◆ REQUIRED TASK ◆
Rewrite the data below, replacing "chevron-down-icon" with "caret-down-icon" everywhere it occurs and keeping everything else the same.

Records in a dataset
########################################

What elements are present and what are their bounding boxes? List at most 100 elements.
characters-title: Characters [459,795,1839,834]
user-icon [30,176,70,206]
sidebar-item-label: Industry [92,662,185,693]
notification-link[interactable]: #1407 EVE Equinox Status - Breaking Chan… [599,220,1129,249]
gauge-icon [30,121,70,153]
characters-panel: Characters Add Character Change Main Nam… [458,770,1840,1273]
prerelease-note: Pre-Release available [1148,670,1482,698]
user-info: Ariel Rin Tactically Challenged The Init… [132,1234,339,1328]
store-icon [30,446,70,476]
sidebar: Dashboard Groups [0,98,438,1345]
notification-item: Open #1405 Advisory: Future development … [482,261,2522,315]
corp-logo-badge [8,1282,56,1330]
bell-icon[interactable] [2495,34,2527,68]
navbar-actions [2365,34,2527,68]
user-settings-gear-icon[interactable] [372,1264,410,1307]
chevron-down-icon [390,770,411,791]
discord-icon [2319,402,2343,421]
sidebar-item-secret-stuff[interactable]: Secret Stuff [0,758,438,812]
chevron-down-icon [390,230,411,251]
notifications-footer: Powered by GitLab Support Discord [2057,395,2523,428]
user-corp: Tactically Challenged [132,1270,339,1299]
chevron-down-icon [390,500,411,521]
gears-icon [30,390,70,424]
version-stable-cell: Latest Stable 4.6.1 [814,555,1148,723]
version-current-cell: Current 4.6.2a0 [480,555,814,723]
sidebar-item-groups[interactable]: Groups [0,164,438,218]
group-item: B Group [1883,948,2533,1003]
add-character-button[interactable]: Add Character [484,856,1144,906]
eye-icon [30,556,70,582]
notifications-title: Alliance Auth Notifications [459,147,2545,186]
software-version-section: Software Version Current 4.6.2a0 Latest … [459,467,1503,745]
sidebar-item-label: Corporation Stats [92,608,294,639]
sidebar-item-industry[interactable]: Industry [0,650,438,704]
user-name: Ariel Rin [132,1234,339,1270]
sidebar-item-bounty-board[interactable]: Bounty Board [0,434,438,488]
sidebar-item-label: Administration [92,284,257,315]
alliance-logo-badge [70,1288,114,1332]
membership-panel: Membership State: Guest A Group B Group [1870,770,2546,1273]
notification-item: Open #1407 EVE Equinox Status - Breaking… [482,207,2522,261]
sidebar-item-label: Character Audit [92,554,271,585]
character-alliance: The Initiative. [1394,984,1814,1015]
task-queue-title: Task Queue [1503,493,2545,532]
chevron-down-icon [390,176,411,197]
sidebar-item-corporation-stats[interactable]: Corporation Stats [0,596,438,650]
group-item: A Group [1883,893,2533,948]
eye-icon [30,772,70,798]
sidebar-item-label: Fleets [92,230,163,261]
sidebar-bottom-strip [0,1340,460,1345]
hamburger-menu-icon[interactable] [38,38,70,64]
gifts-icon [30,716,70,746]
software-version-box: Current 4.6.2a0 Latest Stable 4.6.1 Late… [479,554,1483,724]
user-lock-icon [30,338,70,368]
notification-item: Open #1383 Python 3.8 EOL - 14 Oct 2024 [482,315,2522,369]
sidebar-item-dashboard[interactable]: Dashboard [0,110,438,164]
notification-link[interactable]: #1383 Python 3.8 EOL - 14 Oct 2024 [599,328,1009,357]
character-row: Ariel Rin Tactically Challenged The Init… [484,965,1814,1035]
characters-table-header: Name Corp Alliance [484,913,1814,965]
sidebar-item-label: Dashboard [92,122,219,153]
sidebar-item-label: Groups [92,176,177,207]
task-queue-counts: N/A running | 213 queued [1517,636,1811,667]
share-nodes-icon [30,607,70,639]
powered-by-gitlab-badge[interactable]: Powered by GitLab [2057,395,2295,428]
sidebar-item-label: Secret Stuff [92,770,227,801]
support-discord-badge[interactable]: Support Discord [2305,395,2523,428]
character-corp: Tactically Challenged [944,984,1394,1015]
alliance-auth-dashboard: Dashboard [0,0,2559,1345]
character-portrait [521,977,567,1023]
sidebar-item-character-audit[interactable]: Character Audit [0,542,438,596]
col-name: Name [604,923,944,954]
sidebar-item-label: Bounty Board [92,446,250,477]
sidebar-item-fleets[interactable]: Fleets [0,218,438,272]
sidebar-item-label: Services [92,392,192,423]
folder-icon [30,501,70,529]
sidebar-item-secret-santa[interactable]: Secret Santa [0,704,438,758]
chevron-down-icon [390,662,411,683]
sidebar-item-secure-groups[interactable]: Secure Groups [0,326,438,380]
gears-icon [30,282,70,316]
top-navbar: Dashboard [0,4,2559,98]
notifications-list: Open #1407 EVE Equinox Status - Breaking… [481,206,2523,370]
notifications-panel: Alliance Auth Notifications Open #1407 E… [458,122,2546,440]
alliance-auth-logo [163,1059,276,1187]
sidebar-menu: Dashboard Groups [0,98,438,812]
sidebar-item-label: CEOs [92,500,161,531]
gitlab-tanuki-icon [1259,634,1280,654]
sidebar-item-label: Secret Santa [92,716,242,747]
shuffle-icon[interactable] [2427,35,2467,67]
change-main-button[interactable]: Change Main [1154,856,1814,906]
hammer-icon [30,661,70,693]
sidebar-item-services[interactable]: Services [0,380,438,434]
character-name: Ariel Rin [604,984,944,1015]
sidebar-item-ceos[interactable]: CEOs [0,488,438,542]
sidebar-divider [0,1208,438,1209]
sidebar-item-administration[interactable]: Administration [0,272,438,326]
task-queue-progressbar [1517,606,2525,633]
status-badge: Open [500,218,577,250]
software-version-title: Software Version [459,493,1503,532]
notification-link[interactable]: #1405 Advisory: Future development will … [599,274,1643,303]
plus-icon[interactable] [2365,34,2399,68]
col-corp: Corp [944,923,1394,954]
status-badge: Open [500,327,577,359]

########################################

◆ SOLVED PROBLEM ◆
What elements are present and what are their bounding boxes? List at most 100 elements.
characters-title: Characters [459,795,1839,834]
user-icon [30,176,70,206]
sidebar-item-label: Industry [92,662,185,693]
notification-link[interactable]: #1407 EVE Equinox Status - Breaking Chan… [599,220,1129,249]
gauge-icon [30,121,70,153]
characters-panel: Characters Add Character Change Main Nam… [458,770,1840,1273]
prerelease-note: Pre-Release available [1148,670,1482,698]
user-info: Ariel Rin Tactically Challenged The Init… [132,1234,339,1328]
store-icon [30,446,70,476]
sidebar: Dashboard Groups [0,98,438,1345]
notification-item: Open #1405 Advisory: Future development … [482,261,2522,315]
corp-logo-badge [8,1282,56,1330]
bell-icon[interactable] [2495,34,2527,68]
navbar-actions [2365,34,2527,68]
user-settings-gear-icon[interactable] [372,1264,410,1307]
caret-down-icon [390,770,411,791]
discord-icon [2319,402,2343,421]
sidebar-item-secret-stuff[interactable]: Secret Stuff [0,758,438,812]
caret-down-icon [390,230,411,251]
notifications-footer: Powered by GitLab Support Discord [2057,395,2523,428]
user-corp: Tactically Challenged [132,1270,339,1299]
caret-down-icon [390,500,411,521]
gears-icon [30,390,70,424]
version-stable-cell: Latest Stable 4.6.1 [814,555,1148,723]
version-current-cell: Current 4.6.2a0 [480,555,814,723]
sidebar-item-groups[interactable]: Groups [0,164,438,218]
group-item: B Group [1883,948,2533,1003]
add-character-button[interactable]: Add Character [484,856,1144,906]
eye-icon [30,556,70,582]
notifications-title: Alliance Auth Notifications [459,147,2545,186]
software-version-section: Software Version Current 4.6.2a0 Latest … [459,467,1503,745]
sidebar-item-label: Corporation Stats [92,608,294,639]
sidebar-item-industry[interactable]: Industry [0,650,438,704]
user-name: Ariel Rin [132,1234,339,1270]
sidebar-item-bounty-board[interactable]: Bounty Board [0,434,438,488]
sidebar-item-label: Administration [92,284,257,315]
alliance-logo-badge [70,1288,114,1332]
membership-panel: Membership State: Guest A Group B Group [1870,770,2546,1273]
notification-item: Open #1407 EVE Equinox Status - Breaking… [482,207,2522,261]
sidebar-item-label: Character Audit [92,554,271,585]
character-alliance: The Initiative. [1394,984,1814,1015]
task-queue-title: Task Queue [1503,493,2545,532]
caret-down-icon [390,176,411,197]
sidebar-item-corporation-stats[interactable]: Corporation Stats [0,596,438,650]
group-item: A Group [1883,893,2533,948]
eye-icon [30,772,70,798]
sidebar-item-label: Fleets [92,230,163,261]
sidebar-bottom-strip [0,1340,460,1345]
hamburger-menu-icon[interactable] [38,38,70,64]
gifts-icon [30,716,70,746]
software-version-box: Current 4.6.2a0 Latest Stable 4.6.1 Late… [479,554,1483,724]
user-lock-icon [30,338,70,368]
notification-item: Open #1383 Python 3.8 EOL - 14 Oct 2024 [482,315,2522,369]
sidebar-item-dashboard[interactable]: Dashboard [0,110,438,164]
notification-link[interactable]: #1383 Python 3.8 EOL - 14 Oct 2024 [599,328,1009,357]
character-row: Ariel Rin Tactically Challenged The Init… [484,965,1814,1035]
characters-table-header: Name Corp Alliance [484,913,1814,965]
sidebar-item-label: Dashboard [92,122,219,153]
sidebar-item-label: Groups [92,176,177,207]
task-queue-counts: N/A running | 213 queued [1517,636,1811,667]
share-nodes-icon [30,607,70,639]
powered-by-gitlab-badge[interactable]: Powered by GitLab [2057,395,2295,428]
sidebar-item-label: Secret Stuff [92,770,227,801]
support-discord-badge[interactable]: Support Discord [2305,395,2523,428]
character-corp: Tactically Challenged [944,984,1394,1015]
alliance-auth-dashboard: Dashboard [0,0,2559,1345]
character-portrait [521,977,567,1023]
sidebar-item-character-audit[interactable]: Character Audit [0,542,438,596]
col-name: Name [604,923,944,954]
sidebar-item-label: Bounty Board [92,446,250,477]
sidebar-item-fleets[interactable]: Fleets [0,218,438,272]
sidebar-item-label: Services [92,392,192,423]
folder-icon [30,501,70,529]
sidebar-item-secret-santa[interactable]: Secret Santa [0,704,438,758]
caret-down-icon [390,662,411,683]
sidebar-item-secure-groups[interactable]: Secure Groups [0,326,438,380]
gears-icon [30,282,70,316]
top-navbar: Dashboard [0,4,2559,98]
notifications-list: Open #1407 EVE Equinox Status - Breaking… [481,206,2523,370]
notifications-panel: Alliance Auth Notifications Open #1407 E… [458,122,2546,440]
alliance-auth-logo [163,1059,276,1187]
sidebar-menu: Dashboard Groups [0,98,438,812]
sidebar-item-label: CEOs [92,500,161,531]
gitlab-tanuki-icon [1259,634,1280,654]
sidebar-item-label: Secret Santa [92,716,242,747]
shuffle-icon[interactable] [2427,35,2467,67]
change-main-button[interactable]: Change Main [1154,856,1814,906]
hammer-icon [30,661,70,693]
sidebar-item-services[interactable]: Services [0,380,438,434]
character-name: Ariel Rin [604,984,944,1015]
sidebar-item-ceos[interactable]: CEOs [0,488,438,542]
sidebar-divider [0,1208,438,1209]
sidebar-item-administration[interactable]: Administration [0,272,438,326]
task-queue-progressbar [1517,606,2525,633]
status-badge: Open [500,218,577,250]
software-version-title: Software Version [459,493,1503,532]
notification-link[interactable]: #1405 Advisory: Future development will … [599,274,1643,303]
plus-icon[interactable] [2365,34,2399,68]
col-corp: Corp [944,923,1394,954]
status-badge: Open [500,327,577,359]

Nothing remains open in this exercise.